§ GIVEN RECORDS
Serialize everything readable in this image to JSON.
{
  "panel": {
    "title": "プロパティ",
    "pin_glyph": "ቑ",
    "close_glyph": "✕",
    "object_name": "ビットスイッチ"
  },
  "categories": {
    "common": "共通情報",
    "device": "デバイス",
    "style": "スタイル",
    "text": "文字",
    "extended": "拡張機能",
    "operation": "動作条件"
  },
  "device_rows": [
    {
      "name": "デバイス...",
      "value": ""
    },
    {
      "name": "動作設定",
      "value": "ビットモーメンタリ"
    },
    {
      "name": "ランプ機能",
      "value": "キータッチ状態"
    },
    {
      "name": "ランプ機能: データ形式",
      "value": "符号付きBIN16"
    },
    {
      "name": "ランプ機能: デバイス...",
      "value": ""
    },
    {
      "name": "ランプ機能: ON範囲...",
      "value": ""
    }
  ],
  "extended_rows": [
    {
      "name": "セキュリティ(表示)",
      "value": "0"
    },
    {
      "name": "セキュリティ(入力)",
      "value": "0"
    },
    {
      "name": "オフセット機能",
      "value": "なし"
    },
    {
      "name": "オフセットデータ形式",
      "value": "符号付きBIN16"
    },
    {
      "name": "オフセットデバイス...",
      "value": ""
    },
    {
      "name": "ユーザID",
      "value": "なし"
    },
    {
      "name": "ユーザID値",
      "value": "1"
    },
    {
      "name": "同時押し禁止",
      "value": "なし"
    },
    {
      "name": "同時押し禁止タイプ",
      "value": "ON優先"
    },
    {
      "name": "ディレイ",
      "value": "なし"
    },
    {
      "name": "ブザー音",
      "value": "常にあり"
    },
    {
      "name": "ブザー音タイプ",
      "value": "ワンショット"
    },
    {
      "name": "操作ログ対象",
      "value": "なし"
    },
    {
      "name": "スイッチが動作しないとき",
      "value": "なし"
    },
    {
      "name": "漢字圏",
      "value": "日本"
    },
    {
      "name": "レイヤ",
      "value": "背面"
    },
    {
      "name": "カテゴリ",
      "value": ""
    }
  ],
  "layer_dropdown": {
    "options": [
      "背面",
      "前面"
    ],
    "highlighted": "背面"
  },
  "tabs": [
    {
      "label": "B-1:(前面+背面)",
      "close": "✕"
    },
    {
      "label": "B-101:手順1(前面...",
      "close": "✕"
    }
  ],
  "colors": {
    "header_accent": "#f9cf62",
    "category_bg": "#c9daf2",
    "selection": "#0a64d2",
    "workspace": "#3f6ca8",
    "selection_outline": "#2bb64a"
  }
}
...
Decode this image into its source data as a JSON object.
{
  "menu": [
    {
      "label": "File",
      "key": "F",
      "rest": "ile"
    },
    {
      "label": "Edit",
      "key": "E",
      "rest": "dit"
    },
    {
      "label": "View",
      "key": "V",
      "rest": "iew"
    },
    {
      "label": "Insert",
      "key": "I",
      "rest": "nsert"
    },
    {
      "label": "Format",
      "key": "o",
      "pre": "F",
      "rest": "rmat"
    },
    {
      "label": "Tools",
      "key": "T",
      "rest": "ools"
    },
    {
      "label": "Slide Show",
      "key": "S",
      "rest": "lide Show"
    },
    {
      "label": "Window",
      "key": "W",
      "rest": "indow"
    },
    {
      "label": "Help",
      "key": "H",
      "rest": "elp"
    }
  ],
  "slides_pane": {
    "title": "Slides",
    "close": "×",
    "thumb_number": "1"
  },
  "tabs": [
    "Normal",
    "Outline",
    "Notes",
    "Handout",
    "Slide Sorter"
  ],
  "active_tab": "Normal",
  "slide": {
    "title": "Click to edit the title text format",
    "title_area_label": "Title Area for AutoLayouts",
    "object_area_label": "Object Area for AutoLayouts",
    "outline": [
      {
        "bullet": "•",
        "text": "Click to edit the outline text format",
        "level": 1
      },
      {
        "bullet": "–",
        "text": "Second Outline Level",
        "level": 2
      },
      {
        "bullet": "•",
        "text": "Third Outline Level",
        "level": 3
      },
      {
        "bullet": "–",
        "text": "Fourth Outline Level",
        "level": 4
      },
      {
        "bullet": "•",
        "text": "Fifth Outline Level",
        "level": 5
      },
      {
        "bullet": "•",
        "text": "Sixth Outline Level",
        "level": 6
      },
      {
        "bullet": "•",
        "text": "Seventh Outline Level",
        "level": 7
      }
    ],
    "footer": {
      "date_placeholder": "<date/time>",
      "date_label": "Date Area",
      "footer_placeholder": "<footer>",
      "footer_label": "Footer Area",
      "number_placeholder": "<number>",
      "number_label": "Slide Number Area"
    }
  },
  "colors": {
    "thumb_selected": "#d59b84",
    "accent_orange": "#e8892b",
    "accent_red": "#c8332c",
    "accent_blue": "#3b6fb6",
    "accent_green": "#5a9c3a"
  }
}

§ GIVEN TASK
Wherever the word "AutoLayouts" occurs in a line of the listing, copy that line.

§ RESPONSE TO THE EXERCISE
    "title_area_label": "Title Area for AutoLayouts",
    "object_area_label": "Object Area for AutoLayouts",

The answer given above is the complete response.